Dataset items
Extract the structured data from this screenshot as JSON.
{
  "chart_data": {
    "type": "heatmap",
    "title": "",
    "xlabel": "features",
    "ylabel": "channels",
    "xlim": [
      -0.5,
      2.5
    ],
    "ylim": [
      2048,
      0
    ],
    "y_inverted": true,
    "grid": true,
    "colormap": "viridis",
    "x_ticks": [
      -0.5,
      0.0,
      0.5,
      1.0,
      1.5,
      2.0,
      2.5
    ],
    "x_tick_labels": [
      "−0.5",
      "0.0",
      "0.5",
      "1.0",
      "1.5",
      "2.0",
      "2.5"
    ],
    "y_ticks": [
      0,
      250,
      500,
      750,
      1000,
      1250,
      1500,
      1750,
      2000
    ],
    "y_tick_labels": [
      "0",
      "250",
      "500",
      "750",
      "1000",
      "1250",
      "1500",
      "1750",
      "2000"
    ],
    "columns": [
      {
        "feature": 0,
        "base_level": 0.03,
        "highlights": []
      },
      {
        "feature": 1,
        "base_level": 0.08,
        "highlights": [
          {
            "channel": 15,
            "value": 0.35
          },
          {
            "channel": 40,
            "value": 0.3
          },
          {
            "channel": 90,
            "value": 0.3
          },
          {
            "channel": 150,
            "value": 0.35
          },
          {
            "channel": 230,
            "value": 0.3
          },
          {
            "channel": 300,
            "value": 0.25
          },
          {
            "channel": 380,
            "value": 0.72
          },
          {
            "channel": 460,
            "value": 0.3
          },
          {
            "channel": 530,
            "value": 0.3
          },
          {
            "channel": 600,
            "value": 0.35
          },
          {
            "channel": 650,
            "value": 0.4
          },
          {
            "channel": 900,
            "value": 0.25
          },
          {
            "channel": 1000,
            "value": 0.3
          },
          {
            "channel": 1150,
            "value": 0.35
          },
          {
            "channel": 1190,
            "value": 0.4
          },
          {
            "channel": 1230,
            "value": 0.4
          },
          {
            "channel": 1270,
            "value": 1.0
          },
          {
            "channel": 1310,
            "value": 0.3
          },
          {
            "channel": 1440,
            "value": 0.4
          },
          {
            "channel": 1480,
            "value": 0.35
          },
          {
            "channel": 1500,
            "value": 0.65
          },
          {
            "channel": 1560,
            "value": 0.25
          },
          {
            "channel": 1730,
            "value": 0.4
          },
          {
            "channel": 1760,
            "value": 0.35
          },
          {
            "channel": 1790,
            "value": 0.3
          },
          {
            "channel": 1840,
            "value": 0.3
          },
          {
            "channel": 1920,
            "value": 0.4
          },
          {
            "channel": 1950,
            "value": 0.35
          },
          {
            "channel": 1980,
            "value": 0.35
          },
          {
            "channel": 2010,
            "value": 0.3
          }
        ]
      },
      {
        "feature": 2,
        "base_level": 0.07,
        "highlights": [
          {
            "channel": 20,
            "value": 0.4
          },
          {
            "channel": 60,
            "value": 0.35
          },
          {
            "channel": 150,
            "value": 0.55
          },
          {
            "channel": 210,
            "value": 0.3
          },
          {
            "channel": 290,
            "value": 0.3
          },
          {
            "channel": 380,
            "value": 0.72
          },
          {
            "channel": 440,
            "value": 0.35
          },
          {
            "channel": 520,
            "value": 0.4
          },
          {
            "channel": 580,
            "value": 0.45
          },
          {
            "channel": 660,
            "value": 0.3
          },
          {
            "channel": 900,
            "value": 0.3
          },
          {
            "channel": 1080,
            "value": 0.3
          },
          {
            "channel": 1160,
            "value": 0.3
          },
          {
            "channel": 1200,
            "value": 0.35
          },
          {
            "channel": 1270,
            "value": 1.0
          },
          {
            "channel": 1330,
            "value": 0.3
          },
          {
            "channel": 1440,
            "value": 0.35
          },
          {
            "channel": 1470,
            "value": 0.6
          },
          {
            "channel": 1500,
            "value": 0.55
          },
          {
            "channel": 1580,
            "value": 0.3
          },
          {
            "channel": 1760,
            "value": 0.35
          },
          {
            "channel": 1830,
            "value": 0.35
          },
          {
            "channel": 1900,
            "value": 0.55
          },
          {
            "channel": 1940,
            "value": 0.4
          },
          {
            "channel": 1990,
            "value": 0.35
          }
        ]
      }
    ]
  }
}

■ **EXERCISE AIM**
Extract all of the data exactly as written.

■ **COMPLETE RESPONSE**
Extract the structured data from this screenshot as JSON.
{
  "chart_data": {
    "type": "heatmap",
    "title": "",
    "xlabel": "features",
    "ylabel": "channels",
    "xlim": [
      -0.5,
      2.5
    ],
    "ylim": [
      2048,
      0
    ],
    "y_inverted": true,
    "grid": true,
    "colormap": "viridis",
    "x_ticks": [
      -0.5,
      0.0,
      0.5,
      1.0,
      1.5,
      2.0,
      2.5
    ],
    "x_tick_labels": [
      "−0.5",
      "0.0",
      "0.5",
      "1.0",
      "1.5",
      "2.0",
      "2.5"
    ],
    "y_ticks": [
      0,
      250,
      500,
      750,
      1000,
      1250,
      1500,
      1750,
      2000
    ],
    "y_tick_labels": [
      "0",
      "250",
      "500",
      "750",
      "1000",
      "1250",
      "1500",
      "1750",
      "2000"
    ],
    "columns": [
      {
        "feature": 0,
        "base_level": 0.03,
        "highlights": []
      },
      {
        "feature": 1,
        "base_level": 0.08,
        "highlights": [
          {
            "channel": 15,
            "value": 0.35
          },
          {
            "channel": 40,
            "value": 0.3
          },
          {
            "channel": 90,
            "value": 0.3
          },
          {
            "channel": 150,
            "value": 0.35
          },
          {
            "channel": 230,
            "value": 0.3
          },
          {
            "channel": 300,
            "value": 0.25
          },
          {
            "channel": 380,
            "value": 0.72
          },
          {
            "channel": 460,
            "value": 0.3
          },
          {
            "channel": 530,
            "value": 0.3
          },
          {
            "channel": 600,
            "value": 0.35
          },
          {
            "channel": 650,
            "value": 0.4
          },
          {
            "channel": 900,
            "value": 0.25
          },
          {
            "channel": 1000,
            "value": 0.3
          },
          {
            "channel": 1150,
            "value": 0.35
          },
          {
            "channel": 1190,
            "value": 0.4
          },
          {
            "channel": 1230,
            "value": 0.4
          },
          {
            "channel": 1270,
            "value": 1.0
          },
          {
            "channel": 1310,
            "value": 0.3
          },
          {
            "channel": 1440,
            "value": 0.4
          },
          {
            "channel": 1480,
            "value": 0.35
          },
          {
            "channel": 1500,
            "value": 0.65
          },
          {
            "channel": 1560,
            "value": 0.25
          },
          {
            "channel": 1730,
            "value": 0.4
          },
          {
            "channel": 1760,
            "value": 0.35
          },
          {
            "channel": 1790,
            "value": 0.3
          },
          {
            "channel": 1840,
            "value": 0.3
          },
          {
            "channel": 1920,
            "value": 0.4
          },
          {
            "channel": 1950,
            "value": 0.35
          },
          {
            "channel": 1980,
            "value": 0.35
          },
          {
            "channel": 2010,
            "value": 0.3
          }
        ]
      },
      {
        "feature": 2,
        "base_level": 0.07,
        "highlights": [
          {
            "channel": 20,
            "value": 0.4
          },
          {
            "channel": 60,
            "value": 0.35
          },
          {
            "channel": 150,
            "value": 0.55
          },
          {
            "channel": 210,
            "value": 0.3
          },
          {
            "channel": 290,
            "value": 0.3
          },
          {
            "channel": 380,
            "value": 0.72
          },
          {
            "channel": 440,
            "value": 0.35
          },
          {
            "channel": 520,
            "value": 0.4
          },
          {
            "channel": 580,
            "value": 0.45
          },
          {
            "channel": 660,
            "value": 0.3
          },
          {
            "channel": 900,
            "value": 0.3
          },
          {
            "channel": 1080,
            "value": 0.3
          },
          {
            "channel": 1160,
            "value": 0.3
          },
          {
            "channel": 1200,
            "value": 0.35
          },
          {
            "channel": 1270,
            "value": 1.0
          },
          {
            "channel": 1330,
            "value": 0.3
          },
          {
            "channel": 1440,
            "value": 0.35
          },
          {
            "channel": 1470,
            "value": 0.6
          },
          {
            "channel": 1500,
            "value": 0.55
          },
          {
            "channel": 1580,
            "value": 0.3
          },
          {
            "channel": 1760,
            "value": 0.35
          },
          {
            "channel": 1830,
            "value": 0.35
          },
          {
            "channel": 1900,
            "value": 0.55
          },
          {
            "channel": 1940,
            "value": 0.4
          },
          {
            "channel": 1990,
            "value": 0.35
          }
        ]
      }
    ]
  }
}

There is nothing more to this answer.